# [LISTED RECORDS]
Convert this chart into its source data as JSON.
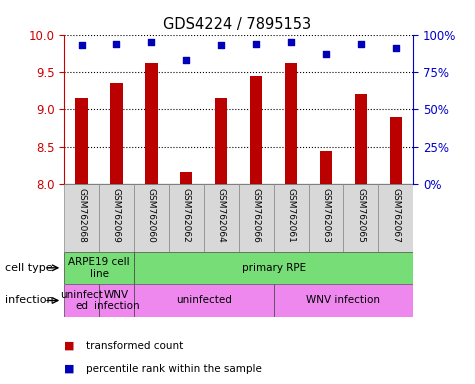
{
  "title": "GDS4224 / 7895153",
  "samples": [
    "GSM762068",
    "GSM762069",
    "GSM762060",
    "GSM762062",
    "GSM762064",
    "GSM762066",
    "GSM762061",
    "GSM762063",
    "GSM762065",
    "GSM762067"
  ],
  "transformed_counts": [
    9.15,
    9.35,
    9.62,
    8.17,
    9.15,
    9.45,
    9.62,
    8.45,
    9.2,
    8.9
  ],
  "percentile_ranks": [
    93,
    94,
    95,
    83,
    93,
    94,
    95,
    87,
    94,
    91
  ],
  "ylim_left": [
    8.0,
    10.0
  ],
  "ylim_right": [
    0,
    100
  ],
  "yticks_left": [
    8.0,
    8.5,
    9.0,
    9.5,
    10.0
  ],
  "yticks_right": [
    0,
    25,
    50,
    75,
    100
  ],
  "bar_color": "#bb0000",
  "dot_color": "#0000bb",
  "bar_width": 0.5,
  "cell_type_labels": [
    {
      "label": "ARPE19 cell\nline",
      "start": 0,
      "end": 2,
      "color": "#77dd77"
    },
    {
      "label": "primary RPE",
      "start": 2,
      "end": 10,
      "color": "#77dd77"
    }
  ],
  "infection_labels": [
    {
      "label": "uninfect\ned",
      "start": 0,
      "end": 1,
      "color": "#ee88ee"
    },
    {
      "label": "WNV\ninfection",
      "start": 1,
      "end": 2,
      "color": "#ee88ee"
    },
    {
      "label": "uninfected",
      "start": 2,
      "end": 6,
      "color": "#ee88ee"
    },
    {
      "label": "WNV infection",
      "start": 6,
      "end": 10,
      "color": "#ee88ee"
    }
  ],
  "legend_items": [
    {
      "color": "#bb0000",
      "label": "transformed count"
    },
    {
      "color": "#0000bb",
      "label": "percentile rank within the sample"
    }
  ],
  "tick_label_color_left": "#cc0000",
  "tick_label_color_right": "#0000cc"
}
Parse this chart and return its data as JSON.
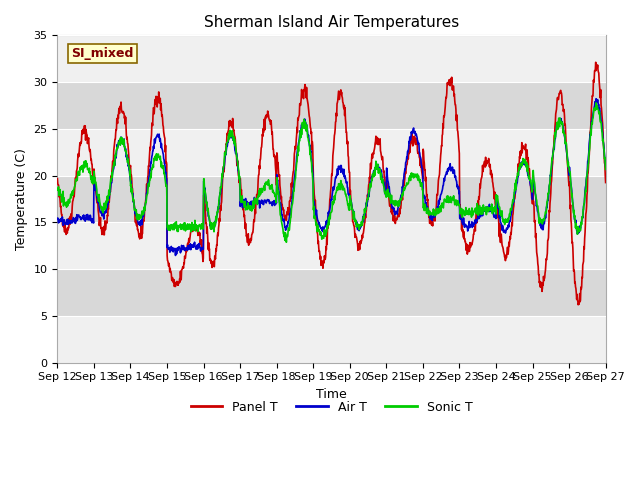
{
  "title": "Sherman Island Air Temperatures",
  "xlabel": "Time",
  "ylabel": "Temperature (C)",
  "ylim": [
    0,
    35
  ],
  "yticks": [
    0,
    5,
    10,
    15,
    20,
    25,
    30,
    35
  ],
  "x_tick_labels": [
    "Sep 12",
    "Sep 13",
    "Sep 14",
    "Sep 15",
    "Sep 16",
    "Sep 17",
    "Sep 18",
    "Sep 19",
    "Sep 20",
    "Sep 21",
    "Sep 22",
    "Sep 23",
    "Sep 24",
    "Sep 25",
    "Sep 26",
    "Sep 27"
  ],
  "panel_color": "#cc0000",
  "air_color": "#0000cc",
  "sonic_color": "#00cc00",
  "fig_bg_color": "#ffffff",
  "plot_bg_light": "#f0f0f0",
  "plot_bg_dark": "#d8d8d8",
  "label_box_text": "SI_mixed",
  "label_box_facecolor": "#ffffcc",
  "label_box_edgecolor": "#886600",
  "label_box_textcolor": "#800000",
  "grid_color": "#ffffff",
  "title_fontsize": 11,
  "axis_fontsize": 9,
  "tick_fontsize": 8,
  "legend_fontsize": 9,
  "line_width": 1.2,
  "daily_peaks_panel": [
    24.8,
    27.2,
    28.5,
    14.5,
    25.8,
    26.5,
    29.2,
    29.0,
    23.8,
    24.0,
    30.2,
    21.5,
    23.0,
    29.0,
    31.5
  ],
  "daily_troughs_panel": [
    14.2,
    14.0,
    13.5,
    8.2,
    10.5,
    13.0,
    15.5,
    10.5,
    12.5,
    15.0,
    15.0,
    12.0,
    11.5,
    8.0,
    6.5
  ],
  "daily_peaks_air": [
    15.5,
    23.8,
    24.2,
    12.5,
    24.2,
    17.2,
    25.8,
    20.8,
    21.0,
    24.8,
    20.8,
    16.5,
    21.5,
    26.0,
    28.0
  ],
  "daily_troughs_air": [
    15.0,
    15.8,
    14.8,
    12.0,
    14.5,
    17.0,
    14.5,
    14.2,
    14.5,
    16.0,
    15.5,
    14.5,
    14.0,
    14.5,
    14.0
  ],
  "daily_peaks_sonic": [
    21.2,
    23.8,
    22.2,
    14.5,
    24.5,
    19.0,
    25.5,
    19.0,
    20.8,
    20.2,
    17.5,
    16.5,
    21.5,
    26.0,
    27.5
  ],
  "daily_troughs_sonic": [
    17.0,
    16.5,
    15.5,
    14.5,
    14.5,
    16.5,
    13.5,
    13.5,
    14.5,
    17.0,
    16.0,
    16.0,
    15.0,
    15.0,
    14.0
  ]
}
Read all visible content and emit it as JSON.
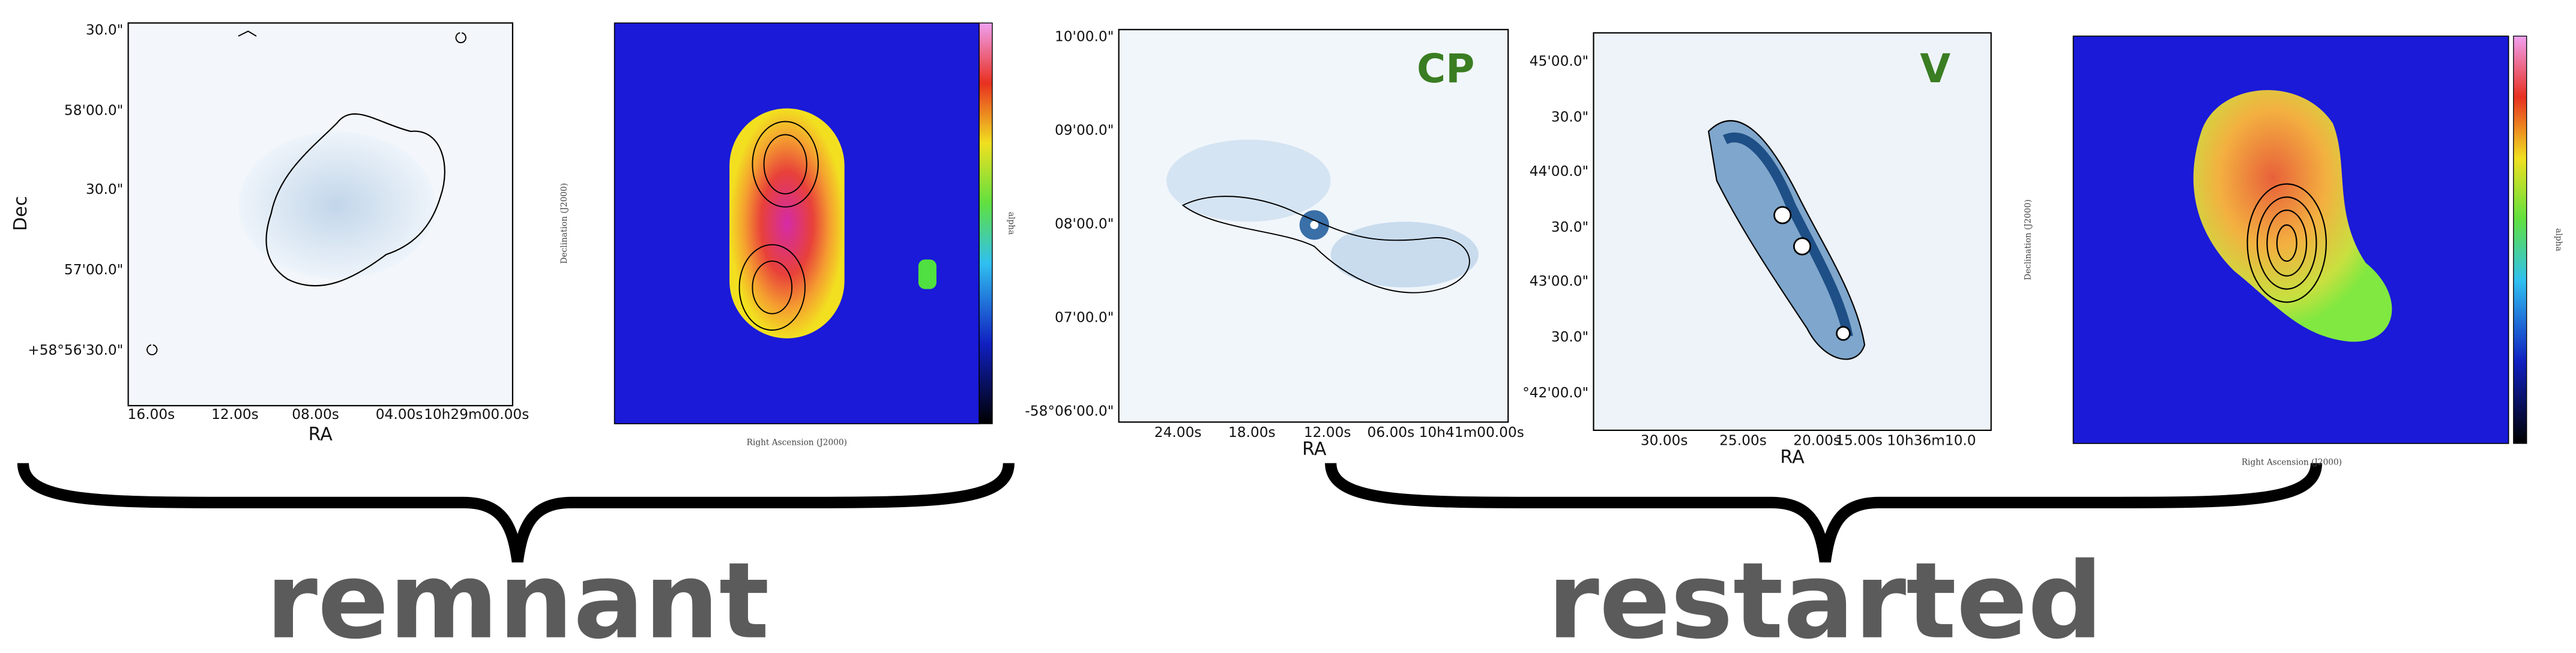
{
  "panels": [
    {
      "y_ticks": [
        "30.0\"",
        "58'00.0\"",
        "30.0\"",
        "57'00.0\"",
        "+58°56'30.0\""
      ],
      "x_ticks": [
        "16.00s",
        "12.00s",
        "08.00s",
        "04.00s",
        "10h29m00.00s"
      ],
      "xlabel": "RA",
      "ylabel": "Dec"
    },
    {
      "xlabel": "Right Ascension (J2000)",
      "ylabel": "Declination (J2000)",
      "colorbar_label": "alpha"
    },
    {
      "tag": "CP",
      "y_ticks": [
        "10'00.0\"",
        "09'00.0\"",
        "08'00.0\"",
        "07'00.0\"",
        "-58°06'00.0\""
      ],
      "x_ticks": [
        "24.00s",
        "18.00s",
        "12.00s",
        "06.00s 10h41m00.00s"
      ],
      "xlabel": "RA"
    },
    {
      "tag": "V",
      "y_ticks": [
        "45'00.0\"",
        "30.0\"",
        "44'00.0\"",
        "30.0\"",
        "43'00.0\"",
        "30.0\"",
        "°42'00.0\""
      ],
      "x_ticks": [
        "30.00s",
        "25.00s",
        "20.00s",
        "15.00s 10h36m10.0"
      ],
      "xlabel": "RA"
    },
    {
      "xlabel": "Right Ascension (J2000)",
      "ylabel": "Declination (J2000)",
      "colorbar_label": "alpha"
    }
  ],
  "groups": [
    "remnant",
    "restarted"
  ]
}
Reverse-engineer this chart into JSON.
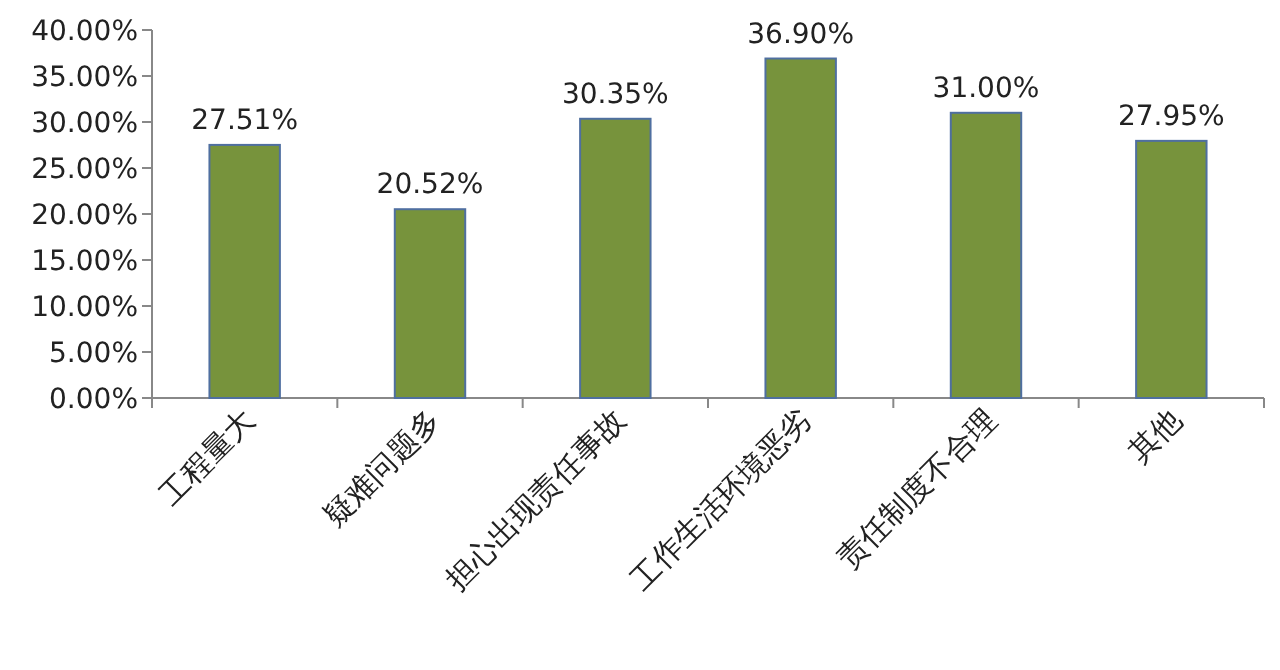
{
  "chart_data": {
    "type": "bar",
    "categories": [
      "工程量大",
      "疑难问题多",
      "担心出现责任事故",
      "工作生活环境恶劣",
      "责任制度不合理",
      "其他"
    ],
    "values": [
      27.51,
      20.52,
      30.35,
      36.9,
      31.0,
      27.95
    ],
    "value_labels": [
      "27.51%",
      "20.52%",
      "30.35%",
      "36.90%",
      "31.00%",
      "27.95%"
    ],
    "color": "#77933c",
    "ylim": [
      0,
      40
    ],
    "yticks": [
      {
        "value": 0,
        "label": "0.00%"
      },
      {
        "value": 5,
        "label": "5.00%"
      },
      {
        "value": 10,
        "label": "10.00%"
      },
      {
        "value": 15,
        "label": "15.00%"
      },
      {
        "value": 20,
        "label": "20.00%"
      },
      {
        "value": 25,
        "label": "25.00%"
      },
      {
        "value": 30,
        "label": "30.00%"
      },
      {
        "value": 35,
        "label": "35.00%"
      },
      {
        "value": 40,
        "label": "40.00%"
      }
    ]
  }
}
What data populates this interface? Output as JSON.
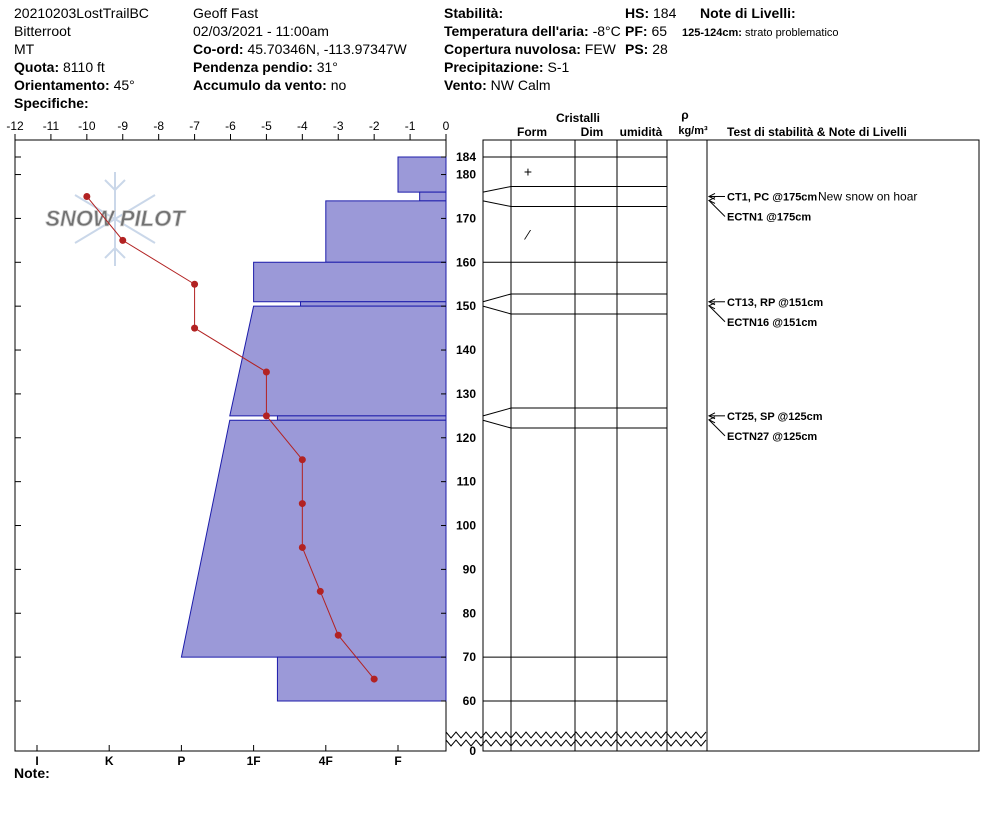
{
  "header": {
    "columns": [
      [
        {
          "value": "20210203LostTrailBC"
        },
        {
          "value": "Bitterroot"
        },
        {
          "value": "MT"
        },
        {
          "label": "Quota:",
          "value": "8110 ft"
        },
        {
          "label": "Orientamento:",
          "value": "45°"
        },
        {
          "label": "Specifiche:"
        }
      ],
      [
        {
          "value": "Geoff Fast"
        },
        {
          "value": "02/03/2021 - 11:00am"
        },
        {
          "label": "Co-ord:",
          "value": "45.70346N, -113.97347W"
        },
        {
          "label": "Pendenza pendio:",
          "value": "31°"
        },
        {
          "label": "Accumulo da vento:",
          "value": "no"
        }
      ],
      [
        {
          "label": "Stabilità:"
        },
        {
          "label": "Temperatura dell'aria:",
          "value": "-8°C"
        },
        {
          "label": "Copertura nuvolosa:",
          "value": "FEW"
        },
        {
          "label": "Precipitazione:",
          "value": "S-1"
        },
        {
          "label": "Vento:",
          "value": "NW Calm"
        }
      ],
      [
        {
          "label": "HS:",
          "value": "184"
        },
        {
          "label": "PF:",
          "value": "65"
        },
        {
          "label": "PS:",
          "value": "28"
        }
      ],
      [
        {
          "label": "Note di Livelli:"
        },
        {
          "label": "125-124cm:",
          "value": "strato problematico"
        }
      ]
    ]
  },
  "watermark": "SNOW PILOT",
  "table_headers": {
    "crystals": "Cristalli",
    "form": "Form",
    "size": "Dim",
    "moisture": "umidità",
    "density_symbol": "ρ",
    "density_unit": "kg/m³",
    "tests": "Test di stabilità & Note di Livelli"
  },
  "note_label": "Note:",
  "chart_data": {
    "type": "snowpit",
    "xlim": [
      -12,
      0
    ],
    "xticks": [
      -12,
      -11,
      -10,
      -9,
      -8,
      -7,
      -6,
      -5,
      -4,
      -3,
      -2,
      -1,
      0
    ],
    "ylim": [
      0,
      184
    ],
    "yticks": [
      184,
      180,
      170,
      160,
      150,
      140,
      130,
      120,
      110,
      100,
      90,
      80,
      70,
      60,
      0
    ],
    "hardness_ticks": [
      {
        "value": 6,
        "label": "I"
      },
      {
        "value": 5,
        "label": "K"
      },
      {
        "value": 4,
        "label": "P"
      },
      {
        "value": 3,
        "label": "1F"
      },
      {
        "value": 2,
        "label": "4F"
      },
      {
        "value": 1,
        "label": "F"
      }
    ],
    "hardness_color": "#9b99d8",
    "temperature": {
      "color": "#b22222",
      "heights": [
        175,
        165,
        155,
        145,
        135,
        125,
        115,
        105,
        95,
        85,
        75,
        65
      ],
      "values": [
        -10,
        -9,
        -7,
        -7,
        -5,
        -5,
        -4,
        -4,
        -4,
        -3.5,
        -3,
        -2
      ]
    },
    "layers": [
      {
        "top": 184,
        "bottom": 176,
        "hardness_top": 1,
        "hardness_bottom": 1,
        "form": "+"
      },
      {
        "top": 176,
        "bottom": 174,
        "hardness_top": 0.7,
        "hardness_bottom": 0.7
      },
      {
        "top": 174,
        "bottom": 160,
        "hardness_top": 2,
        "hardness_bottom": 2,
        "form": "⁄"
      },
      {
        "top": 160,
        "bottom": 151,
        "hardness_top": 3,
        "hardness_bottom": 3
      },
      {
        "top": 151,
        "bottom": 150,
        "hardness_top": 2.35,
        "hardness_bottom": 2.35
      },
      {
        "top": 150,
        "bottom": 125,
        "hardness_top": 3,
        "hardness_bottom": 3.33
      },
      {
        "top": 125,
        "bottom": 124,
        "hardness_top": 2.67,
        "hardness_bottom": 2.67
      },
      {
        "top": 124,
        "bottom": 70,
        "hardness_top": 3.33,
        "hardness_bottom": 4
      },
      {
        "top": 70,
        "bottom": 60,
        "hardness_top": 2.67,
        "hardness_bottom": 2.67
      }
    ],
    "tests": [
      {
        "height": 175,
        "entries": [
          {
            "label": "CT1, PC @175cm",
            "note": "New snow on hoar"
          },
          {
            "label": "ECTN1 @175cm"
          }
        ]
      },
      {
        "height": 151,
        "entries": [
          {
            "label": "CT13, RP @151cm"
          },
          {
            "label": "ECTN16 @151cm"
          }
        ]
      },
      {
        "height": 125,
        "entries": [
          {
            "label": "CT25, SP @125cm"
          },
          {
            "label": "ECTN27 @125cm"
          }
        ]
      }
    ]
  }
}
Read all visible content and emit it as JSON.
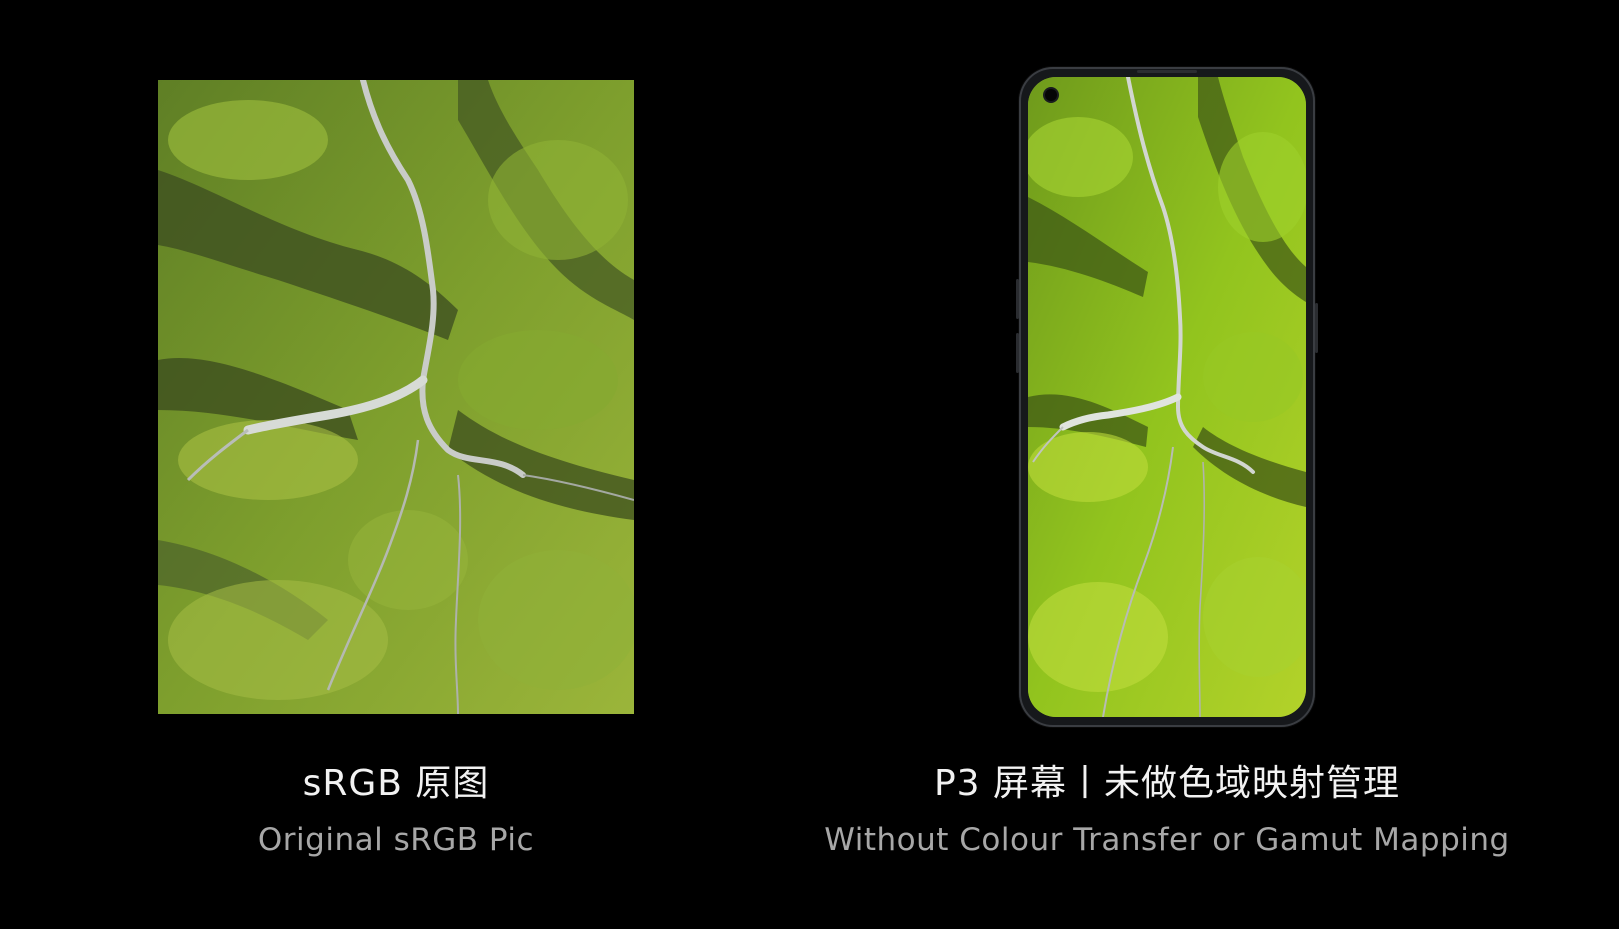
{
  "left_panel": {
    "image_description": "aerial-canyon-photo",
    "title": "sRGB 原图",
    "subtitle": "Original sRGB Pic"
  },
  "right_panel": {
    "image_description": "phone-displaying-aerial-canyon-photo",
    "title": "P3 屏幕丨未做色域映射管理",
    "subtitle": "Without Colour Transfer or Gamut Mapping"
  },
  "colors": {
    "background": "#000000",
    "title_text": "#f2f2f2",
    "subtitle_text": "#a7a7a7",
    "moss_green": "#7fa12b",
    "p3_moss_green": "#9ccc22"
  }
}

# [PROBLEM TO SOLVE]
Copy out every line in the entries above that holds "canyon".

# [WRITTEN SOLUTION]
    "image_description": "aerial-canyon-photo",
    "image_description": "phone-displaying-aerial-canyon-photo",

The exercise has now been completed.